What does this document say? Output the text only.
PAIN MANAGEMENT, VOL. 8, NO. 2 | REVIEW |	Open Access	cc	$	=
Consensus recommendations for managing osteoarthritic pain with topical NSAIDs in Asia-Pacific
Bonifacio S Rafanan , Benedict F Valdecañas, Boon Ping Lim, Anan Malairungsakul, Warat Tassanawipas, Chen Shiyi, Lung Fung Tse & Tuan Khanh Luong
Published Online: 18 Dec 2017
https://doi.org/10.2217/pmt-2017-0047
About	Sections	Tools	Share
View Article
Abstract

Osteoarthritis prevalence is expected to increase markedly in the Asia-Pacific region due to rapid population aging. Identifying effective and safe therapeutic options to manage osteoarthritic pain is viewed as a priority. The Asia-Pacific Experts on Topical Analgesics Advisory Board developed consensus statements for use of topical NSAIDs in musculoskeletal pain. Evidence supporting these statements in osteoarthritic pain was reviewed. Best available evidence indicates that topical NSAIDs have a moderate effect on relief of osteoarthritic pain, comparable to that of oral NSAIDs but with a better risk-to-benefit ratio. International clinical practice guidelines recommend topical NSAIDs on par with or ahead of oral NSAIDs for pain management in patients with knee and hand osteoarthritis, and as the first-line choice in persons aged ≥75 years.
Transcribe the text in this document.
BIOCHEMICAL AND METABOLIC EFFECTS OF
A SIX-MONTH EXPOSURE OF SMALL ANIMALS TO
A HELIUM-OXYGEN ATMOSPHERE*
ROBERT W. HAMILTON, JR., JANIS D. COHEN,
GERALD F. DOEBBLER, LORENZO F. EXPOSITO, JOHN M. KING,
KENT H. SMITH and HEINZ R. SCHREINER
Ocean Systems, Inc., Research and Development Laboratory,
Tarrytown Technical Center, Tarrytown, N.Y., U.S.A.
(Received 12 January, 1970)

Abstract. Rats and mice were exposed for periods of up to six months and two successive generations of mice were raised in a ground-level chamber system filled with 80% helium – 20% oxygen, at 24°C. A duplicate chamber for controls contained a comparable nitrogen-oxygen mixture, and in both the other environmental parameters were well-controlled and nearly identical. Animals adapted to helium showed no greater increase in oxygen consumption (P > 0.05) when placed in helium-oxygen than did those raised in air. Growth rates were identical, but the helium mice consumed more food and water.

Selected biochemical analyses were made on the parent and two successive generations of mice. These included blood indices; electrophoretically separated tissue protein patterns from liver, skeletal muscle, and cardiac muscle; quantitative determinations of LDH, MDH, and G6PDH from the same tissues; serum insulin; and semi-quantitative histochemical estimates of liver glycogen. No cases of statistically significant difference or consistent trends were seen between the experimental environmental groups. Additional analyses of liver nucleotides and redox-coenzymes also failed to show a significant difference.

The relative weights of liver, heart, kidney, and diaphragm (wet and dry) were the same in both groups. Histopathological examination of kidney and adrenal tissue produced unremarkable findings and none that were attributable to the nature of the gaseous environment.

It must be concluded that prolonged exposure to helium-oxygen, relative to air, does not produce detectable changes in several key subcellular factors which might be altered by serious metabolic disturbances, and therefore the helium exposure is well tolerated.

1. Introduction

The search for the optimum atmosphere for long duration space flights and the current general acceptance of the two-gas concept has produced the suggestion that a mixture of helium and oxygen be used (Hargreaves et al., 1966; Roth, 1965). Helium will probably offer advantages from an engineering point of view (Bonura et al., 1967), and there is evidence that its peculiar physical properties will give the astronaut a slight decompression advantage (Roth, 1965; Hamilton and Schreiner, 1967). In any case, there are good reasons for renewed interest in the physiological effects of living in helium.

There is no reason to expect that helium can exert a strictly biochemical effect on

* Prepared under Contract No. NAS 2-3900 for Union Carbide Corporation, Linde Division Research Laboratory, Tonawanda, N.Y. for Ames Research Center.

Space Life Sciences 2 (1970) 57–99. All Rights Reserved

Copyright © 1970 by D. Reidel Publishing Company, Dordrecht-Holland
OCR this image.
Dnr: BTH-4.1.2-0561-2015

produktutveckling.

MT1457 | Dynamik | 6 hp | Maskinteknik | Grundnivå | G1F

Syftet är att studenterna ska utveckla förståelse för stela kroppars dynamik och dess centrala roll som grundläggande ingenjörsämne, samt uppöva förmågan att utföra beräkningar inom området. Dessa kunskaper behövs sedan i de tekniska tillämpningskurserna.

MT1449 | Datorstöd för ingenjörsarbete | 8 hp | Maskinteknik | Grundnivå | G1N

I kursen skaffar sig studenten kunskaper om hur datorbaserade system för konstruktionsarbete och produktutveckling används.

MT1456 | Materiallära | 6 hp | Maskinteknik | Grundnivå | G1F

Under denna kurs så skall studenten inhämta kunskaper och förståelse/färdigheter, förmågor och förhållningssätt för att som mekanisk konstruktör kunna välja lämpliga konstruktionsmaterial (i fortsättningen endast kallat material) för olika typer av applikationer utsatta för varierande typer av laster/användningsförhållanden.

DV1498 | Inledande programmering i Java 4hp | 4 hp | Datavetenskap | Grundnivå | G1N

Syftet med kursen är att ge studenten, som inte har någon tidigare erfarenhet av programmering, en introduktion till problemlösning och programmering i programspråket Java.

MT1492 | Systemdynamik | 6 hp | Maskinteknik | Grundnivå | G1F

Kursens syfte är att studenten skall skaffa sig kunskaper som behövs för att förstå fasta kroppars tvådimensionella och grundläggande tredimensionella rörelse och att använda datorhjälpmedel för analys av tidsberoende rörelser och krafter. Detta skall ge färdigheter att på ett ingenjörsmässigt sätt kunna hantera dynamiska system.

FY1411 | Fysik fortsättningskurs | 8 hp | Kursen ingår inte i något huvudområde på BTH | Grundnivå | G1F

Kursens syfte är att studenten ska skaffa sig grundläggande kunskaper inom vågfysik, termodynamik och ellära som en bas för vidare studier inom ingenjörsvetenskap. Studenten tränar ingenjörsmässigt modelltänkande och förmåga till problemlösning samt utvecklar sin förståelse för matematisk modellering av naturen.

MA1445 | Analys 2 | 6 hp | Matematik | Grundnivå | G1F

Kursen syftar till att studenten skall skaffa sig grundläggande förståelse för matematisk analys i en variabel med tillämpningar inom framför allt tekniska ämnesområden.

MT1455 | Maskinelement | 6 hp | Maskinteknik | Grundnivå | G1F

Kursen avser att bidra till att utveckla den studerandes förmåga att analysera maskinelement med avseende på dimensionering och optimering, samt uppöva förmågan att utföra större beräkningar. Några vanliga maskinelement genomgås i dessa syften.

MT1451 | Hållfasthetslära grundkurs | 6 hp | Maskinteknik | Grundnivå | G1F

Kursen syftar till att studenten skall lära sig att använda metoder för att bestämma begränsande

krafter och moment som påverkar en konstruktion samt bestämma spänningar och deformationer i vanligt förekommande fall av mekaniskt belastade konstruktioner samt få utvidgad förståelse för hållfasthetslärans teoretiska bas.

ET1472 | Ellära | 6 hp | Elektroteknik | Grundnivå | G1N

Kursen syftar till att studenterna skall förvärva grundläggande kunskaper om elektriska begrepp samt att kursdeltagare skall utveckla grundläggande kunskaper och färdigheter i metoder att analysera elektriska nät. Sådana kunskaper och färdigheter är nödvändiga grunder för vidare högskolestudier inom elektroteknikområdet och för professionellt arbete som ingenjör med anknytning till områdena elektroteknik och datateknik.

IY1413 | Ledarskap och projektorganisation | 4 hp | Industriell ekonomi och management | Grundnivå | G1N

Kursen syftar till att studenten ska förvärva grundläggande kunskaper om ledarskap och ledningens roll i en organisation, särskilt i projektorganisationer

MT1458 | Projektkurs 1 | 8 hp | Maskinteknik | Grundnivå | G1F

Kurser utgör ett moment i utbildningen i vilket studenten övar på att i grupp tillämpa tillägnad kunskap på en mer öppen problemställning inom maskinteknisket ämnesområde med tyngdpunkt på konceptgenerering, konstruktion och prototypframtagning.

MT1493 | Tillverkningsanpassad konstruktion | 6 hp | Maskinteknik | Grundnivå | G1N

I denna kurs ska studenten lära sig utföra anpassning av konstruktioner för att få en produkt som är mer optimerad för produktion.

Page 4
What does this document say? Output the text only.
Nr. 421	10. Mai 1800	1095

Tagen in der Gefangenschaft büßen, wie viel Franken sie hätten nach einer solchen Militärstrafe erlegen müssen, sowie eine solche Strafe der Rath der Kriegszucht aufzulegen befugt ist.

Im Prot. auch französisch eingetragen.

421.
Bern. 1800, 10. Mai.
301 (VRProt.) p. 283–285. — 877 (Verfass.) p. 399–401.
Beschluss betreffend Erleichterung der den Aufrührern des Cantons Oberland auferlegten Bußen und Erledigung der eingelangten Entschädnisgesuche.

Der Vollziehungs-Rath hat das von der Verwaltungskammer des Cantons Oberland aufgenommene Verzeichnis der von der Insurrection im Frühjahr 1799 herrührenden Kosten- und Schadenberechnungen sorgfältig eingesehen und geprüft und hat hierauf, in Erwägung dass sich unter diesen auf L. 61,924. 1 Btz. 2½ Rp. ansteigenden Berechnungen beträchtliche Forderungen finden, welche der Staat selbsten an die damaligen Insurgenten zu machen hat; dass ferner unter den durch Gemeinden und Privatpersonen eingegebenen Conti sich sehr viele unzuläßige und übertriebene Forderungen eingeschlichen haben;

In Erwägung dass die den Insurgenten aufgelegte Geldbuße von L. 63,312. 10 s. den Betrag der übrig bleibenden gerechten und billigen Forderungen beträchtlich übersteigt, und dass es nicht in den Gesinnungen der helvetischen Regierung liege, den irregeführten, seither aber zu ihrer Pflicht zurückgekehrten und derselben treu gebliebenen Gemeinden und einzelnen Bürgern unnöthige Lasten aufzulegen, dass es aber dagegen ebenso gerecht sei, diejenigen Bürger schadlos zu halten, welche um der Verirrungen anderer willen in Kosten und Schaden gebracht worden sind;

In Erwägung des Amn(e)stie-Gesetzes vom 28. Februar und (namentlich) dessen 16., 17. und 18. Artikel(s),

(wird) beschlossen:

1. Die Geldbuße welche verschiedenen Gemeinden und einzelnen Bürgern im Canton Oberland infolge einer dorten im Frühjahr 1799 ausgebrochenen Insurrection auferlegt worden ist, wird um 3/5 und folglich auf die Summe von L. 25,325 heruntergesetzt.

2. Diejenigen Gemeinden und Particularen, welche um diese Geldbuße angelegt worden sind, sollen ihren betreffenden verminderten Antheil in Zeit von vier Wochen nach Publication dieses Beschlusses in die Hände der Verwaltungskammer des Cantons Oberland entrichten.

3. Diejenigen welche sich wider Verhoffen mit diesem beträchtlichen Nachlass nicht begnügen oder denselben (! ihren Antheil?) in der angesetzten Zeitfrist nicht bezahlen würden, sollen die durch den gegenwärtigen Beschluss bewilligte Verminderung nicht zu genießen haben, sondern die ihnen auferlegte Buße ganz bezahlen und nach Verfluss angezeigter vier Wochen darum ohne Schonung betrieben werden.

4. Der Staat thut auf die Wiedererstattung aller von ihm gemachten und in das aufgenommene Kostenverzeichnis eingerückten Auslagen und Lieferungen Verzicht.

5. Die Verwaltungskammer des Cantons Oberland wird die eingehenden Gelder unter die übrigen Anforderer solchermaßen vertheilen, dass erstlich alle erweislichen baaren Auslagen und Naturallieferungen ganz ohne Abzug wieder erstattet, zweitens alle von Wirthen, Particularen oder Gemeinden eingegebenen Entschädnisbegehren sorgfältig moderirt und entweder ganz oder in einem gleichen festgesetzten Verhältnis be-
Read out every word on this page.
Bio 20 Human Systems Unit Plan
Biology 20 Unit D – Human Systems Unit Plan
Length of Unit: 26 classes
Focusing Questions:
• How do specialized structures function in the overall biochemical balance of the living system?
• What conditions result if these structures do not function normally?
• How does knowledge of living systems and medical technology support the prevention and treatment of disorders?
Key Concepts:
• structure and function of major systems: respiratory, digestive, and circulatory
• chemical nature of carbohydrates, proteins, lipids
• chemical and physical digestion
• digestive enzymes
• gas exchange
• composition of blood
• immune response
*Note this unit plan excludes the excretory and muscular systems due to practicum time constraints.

_PROBLEM DETAILS_:
Among the lines above, find the ones containing "blood" and copy them.

_RESULT_:
Selected biochemical analyses were made on the parent and two successive generations of mice. These included blood indices; electrophoretically separated tissue protein patterns from liver, skeletal muscle, and cardiac muscle; quantitative determinations of LDH, MDH, and G6PDH from the same tissues; serum insulin; and semi-quantitative histochemical estimates of liver glycogen. No cases of statistically significant difference or consistent trends were seen between the experimental environmental groups. Additional analyses of liver nucleotides and redox-coenzymes also failed to show a significant difference.
• composition of blood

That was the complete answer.